[Requirements] Retype each entry below exactly as it stands.

[Available records]

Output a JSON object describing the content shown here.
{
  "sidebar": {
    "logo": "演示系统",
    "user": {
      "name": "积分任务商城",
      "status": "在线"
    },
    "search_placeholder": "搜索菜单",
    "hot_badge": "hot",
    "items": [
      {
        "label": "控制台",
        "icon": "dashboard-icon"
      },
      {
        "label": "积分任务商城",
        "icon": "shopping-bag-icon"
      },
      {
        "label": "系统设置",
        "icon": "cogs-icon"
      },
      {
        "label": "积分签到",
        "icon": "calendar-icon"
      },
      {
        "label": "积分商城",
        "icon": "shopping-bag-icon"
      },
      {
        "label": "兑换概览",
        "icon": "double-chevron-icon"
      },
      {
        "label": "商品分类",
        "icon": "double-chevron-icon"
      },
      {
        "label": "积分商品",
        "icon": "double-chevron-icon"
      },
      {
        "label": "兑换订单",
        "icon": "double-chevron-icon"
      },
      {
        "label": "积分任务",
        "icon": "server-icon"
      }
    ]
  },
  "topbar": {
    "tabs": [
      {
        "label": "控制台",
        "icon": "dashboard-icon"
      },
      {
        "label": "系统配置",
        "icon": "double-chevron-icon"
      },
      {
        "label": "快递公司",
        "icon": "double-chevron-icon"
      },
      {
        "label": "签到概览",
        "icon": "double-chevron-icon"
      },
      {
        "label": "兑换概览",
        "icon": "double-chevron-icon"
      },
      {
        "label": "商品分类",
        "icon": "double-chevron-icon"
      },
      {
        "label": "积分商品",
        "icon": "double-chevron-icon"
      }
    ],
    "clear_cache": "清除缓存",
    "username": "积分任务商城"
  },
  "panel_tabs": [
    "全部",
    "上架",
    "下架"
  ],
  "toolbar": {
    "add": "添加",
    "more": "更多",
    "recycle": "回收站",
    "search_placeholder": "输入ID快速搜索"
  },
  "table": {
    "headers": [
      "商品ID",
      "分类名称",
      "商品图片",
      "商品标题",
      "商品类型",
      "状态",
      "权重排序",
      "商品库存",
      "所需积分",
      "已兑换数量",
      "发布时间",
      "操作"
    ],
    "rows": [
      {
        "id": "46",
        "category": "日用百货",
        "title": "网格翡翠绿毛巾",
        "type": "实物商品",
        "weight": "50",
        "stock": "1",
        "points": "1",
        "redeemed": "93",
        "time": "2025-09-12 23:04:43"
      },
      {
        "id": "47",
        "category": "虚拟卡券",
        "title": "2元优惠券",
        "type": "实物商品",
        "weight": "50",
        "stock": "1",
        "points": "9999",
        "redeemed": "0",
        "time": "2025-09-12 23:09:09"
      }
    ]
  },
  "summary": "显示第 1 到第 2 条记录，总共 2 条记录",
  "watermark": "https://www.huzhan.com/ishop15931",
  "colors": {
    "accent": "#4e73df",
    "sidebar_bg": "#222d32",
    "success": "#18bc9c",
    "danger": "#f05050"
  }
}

[Response for this exercise]
Output a JSON object describing the content shown here.
{
  "sidebar": {
    "logo": "演示系统",
    "user": {
      "name": "积分任务商城",
      "status": "在线"
    },
    "search_placeholder": "搜索菜单",
    "hot_badge": "hot",
    "items": [
      {
        "label": "控制台",
        "icon": "dashboard-icon"
      },
      {
        "label": "积分任务商城",
        "icon": "shopping-bag-icon"
      },
      {
        "label": "系统设置",
        "icon": "cogs-icon"
      },
      {
        "label": "积分签到",
        "icon": "calendar-icon"
      },
      {
        "label": "积分商城",
        "icon": "shopping-bag-icon"
      },
      {
        "label": "兑换概览",
        "icon": "double-chevron-icon"
      },
      {
        "label": "商品分类",
        "icon": "double-chevron-icon"
      },
      {
        "label": "积分商品",
        "icon": "double-chevron-icon"
      },
      {
        "label": "兑换订单",
        "icon": "double-chevron-icon"
      },
      {
        "label": "积分任务",
        "icon": "server-icon"
      }
    ]
  },
  "topbar": {
    "tabs": [
      {
        "label": "控制台",
        "icon": "dashboard-icon"
      },
      {
        "label": "系统配置",
        "icon": "double-chevron-icon"
      },
      {
        "label": "快递公司",
        "icon": "double-chevron-icon"
      },
      {
        "label": "签到概览",
        "icon": "double-chevron-icon"
      },
      {
        "label": "兑换概览",
        "icon": "double-chevron-icon"
      },
      {
        "label": "商品分类",
        "icon": "double-chevron-icon"
      },
      {
        "label": "积分商品",
        "icon": "double-chevron-icon"
      }
    ],
    "clear_cache": "清除缓存",
    "username": "积分任务商城"
  },
  "panel_tabs": [
    "全部",
    "上架",
    "下架"
  ],
  "toolbar": {
    "add": "添加",
    "more": "更多",
    "recycle": "回收站",
    "search_placeholder": "输入ID快速搜索"
  },
  "table": {
    "headers": [
      "商品ID",
      "分类名称",
      "商品图片",
      "商品标题",
      "商品类型",
      "状态",
      "权重排序",
      "商品库存",
      "所需积分",
      "已兑换数量",
      "发布时间",
      "操作"
    ],
    "rows": [
      {
        "id": "46",
        "category": "日用百货",
        "title": "网格翡翠绿毛巾",
        "type": "实物商品",
        "weight": "50",
        "stock": "1",
        "points": "1",
        "redeemed": "93",
        "time": "2025-09-12 23:04:43"
      },
      {
        "id": "47",
        "category": "虚拟卡券",
        "title": "2元优惠券",
        "type": "实物商品",
        "weight": "50",
        "stock": "1",
        "points": "9999",
        "redeemed": "0",
        "time": "2025-09-12 23:09:09"
      }
    ]
  },
  "summary": "显示第 1 到第 2 条记录，总共 2 条记录",
  "watermark": "https://www.huzhan.com/ishop15931",
  "colors": {
    "accent": "#4e73df",
    "sidebar_bg": "#222d32",
    "success": "#18bc9c",
    "danger": "#f05050"
  }
}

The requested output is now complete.